# Provided information
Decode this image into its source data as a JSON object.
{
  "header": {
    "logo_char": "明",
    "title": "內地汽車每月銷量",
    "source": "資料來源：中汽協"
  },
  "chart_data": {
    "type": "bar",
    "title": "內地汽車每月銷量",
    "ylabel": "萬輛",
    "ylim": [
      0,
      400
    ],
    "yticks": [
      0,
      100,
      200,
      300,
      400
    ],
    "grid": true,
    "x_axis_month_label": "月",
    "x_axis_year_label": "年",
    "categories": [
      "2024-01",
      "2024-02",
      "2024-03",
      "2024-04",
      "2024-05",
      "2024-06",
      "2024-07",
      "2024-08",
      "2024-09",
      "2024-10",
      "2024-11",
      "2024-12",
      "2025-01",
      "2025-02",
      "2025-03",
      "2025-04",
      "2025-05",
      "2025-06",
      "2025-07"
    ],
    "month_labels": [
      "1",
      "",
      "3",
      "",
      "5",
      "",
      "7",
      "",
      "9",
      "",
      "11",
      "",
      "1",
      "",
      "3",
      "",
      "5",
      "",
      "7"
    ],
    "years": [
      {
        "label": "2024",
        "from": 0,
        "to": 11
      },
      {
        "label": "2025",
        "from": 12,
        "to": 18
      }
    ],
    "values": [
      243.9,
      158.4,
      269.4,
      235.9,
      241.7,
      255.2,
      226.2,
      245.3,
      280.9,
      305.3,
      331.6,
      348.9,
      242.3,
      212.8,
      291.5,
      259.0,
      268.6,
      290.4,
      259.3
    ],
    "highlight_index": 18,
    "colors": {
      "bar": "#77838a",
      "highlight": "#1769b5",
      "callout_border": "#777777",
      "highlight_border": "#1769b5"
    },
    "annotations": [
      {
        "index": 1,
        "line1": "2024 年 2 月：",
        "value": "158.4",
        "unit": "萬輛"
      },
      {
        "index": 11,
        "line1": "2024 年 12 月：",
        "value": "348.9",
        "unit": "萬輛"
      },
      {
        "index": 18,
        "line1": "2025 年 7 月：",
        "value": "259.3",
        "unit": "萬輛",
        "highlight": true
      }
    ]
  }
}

# What you need to do
Write out the material exactly as given.

# Exercise output
Decode this image into its source data as a JSON object.
{
  "header": {
    "logo_char": "明",
    "title": "內地汽車每月銷量",
    "source": "資料來源：中汽協"
  },
  "chart_data": {
    "type": "bar",
    "title": "內地汽車每月銷量",
    "ylabel": "萬輛",
    "ylim": [
      0,
      400
    ],
    "yticks": [
      0,
      100,
      200,
      300,
      400
    ],
    "grid": true,
    "x_axis_month_label": "月",
    "x_axis_year_label": "年",
    "categories": [
      "2024-01",
      "2024-02",
      "2024-03",
      "2024-04",
      "2024-05",
      "2024-06",
      "2024-07",
      "2024-08",
      "2024-09",
      "2024-10",
      "2024-11",
      "2024-12",
      "2025-01",
      "2025-02",
      "2025-03",
      "2025-04",
      "2025-05",
      "2025-06",
      "2025-07"
    ],
    "month_labels": [
      "1",
      "",
      "3",
      "",
      "5",
      "",
      "7",
      "",
      "9",
      "",
      "11",
      "",
      "1",
      "",
      "3",
      "",
      "5",
      "",
      "7"
    ],
    "years": [
      {
        "label": "2024",
        "from": 0,
        "to": 11
      },
      {
        "label": "2025",
        "from": 12,
        "to": 18
      }
    ],
    "values": [
      243.9,
      158.4,
      269.4,
      235.9,
      241.7,
      255.2,
      226.2,
      245.3,
      280.9,
      305.3,
      331.6,
      348.9,
      242.3,
      212.8,
      291.5,
      259.0,
      268.6,
      290.4,
      259.3
    ],
    "highlight_index": 18,
    "colors": {
      "bar": "#77838a",
      "highlight": "#1769b5",
      "callout_border": "#777777",
      "highlight_border": "#1769b5"
    },
    "annotations": [
      {
        "index": 1,
        "line1": "2024 年 2 月：",
        "value": "158.4",
        "unit": "萬輛"
      },
      {
        "index": 11,
        "line1": "2024 年 12 月：",
        "value": "348.9",
        "unit": "萬輛"
      },
      {
        "index": 18,
        "line1": "2025 年 7 月：",
        "value": "259.3",
        "unit": "萬輛",
        "highlight": true
      }
    ]
  }
}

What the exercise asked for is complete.